State the number of lines that include the string "title", and write nothing else.
(begin)
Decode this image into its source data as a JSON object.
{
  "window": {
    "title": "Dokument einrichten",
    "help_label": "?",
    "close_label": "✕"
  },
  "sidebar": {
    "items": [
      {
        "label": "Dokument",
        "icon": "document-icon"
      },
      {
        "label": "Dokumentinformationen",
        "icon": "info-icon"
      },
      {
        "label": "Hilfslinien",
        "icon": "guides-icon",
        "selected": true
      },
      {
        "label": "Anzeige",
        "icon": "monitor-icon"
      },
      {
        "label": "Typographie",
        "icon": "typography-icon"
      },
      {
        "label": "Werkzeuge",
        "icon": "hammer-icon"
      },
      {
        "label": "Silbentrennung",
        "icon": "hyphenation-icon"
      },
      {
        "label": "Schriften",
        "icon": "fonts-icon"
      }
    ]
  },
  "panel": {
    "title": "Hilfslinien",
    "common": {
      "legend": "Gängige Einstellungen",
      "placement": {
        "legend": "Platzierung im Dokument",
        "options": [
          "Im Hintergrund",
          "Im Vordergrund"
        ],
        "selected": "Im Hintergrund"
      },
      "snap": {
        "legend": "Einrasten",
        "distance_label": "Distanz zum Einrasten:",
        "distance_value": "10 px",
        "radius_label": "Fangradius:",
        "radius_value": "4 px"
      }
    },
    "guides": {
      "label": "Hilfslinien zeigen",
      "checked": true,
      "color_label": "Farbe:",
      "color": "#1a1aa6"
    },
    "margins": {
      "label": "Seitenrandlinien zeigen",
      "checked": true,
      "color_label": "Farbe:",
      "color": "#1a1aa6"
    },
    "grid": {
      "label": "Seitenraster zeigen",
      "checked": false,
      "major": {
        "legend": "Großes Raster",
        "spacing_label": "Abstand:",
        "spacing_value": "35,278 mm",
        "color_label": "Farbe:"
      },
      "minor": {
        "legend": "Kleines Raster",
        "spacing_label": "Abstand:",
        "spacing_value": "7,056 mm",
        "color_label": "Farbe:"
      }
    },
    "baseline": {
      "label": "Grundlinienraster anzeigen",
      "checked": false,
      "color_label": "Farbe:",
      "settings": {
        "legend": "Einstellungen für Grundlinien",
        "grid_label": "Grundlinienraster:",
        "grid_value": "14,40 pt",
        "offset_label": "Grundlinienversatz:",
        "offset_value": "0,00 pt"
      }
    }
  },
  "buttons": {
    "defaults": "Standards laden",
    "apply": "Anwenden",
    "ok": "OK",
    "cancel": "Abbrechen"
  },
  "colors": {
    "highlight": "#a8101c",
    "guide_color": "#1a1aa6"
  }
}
(end)
**The response**
2